[Start Records provided]
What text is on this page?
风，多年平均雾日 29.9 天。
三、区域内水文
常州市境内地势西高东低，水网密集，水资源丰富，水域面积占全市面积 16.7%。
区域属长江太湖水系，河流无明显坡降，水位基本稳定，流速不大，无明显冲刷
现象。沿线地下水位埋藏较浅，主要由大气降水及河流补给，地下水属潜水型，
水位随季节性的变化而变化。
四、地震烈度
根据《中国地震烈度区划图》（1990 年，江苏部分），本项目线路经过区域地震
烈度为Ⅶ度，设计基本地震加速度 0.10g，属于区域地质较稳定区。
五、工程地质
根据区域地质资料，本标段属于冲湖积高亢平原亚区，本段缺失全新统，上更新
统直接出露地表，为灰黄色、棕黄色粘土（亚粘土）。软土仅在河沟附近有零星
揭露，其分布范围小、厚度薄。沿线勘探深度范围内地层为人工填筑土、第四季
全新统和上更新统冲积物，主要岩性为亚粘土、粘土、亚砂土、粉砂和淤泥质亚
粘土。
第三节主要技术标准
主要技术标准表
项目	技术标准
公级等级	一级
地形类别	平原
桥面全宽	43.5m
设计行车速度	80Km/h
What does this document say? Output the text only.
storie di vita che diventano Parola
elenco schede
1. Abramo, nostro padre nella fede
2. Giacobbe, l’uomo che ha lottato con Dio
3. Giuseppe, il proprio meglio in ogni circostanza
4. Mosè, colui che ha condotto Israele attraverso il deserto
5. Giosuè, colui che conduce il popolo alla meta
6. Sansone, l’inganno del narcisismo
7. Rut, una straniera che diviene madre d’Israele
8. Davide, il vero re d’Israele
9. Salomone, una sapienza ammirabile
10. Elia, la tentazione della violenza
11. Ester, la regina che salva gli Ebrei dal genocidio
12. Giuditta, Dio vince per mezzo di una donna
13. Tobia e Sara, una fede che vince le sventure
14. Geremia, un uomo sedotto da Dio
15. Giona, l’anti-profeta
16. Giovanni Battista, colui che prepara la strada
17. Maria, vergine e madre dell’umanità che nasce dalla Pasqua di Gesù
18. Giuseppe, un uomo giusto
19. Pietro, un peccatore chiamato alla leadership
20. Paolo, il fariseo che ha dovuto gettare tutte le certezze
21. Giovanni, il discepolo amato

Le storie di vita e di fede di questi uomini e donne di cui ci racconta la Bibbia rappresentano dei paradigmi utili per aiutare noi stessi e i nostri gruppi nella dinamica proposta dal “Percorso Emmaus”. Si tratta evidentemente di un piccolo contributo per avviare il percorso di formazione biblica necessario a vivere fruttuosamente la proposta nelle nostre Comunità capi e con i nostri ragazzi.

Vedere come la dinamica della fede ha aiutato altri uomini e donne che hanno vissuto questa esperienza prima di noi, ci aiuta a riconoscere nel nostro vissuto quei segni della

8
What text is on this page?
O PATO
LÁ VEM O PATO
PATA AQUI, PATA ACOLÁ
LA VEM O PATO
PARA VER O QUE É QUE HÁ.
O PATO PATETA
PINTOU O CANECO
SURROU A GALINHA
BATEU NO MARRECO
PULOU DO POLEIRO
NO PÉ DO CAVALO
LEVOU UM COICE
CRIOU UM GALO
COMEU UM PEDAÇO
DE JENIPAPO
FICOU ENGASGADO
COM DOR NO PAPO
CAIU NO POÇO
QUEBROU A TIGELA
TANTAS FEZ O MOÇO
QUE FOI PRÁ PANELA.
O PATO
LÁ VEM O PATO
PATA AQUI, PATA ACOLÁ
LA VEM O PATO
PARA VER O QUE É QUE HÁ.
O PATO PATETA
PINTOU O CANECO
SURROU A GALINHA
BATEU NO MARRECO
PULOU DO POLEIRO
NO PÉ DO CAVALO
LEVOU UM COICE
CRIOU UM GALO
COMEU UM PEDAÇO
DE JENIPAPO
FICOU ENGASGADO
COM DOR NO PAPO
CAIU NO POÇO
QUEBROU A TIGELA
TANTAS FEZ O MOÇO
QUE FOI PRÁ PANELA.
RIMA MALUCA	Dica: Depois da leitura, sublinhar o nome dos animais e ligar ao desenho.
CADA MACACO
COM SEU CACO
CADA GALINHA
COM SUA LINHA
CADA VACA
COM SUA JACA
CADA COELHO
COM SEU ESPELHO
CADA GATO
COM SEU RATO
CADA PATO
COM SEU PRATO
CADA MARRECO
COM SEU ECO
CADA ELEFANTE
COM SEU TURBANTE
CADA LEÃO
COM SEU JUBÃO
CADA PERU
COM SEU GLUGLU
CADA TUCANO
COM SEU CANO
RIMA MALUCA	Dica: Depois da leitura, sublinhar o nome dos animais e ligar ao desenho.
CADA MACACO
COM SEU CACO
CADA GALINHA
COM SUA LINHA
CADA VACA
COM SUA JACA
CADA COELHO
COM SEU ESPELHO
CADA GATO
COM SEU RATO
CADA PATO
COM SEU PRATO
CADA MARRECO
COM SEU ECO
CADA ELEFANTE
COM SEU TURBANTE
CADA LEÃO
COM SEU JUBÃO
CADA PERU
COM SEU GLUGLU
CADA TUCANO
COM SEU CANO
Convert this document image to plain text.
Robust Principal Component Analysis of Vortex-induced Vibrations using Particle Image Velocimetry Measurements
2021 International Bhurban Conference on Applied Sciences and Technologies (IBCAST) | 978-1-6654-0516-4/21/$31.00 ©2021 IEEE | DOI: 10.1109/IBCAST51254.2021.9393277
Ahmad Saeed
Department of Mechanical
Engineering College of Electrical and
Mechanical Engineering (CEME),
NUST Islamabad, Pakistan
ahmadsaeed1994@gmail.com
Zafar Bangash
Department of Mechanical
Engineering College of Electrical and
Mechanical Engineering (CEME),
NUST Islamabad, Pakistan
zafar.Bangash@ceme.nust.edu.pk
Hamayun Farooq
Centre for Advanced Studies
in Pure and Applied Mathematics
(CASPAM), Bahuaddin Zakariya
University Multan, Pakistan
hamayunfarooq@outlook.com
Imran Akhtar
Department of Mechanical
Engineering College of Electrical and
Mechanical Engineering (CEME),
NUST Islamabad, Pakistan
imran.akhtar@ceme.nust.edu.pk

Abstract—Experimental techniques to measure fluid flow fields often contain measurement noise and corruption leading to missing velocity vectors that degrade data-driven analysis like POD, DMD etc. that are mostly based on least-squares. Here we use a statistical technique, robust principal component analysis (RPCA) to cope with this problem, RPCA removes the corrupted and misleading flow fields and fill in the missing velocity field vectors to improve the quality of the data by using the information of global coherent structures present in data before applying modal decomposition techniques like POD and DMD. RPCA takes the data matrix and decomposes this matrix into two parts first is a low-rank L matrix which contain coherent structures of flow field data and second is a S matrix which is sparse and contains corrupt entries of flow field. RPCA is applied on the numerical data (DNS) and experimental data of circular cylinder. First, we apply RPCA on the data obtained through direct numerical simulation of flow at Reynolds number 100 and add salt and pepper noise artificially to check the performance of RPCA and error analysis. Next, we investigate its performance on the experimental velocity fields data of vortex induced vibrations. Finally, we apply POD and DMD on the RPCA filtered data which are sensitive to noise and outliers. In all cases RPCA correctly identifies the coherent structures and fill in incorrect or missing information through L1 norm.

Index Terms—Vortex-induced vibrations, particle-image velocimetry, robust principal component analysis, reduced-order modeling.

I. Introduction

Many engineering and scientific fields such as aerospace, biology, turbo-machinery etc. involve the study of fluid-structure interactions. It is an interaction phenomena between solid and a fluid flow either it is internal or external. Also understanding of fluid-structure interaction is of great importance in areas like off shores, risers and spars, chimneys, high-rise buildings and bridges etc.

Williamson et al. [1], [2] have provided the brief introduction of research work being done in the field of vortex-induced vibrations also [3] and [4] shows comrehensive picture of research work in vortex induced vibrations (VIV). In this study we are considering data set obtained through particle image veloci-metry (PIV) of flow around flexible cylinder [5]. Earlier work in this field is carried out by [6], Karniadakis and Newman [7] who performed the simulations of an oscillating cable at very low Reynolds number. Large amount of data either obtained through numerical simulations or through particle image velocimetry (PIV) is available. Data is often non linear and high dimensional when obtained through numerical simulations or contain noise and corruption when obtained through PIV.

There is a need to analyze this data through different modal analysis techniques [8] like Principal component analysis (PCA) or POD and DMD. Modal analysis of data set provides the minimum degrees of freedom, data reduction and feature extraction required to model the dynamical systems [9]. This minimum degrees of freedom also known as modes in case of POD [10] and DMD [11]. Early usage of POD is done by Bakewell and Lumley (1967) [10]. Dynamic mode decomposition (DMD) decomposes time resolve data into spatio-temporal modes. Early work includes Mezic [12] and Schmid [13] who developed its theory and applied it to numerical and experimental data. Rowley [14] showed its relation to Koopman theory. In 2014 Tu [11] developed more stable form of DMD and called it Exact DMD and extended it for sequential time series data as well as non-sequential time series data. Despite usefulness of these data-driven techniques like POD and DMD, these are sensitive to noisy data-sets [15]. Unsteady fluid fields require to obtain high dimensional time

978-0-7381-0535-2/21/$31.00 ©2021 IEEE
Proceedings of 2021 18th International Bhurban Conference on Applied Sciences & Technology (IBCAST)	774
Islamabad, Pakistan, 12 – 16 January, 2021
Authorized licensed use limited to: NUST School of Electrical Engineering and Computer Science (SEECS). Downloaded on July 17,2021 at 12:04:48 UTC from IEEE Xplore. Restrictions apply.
[End Records provided]
### Goal of the exercise
List each line holding the string "donne".

### Solved exercise
Le storie di vita e di fede di questi uomini e donne di cui ci racconta la Bibbia rappresentano dei paradigmi utili per aiutare noi stessi e i nostri gruppi nella dinamica proposta dal “Percorso Emmaus”. Si tratta evidentemente di un piccolo contributo per avviare il percorso di formazione biblica necessario a vivere fruttuosamente la proposta nelle nostre Comunità capi e con i nostri ragazzi.
Vedere come la dinamica della fede ha aiutato altri uomini e donne che hanno vissuto questa esperienza prima di noi, ci aiuta a riconoscere nel nostro vissuto quei segni della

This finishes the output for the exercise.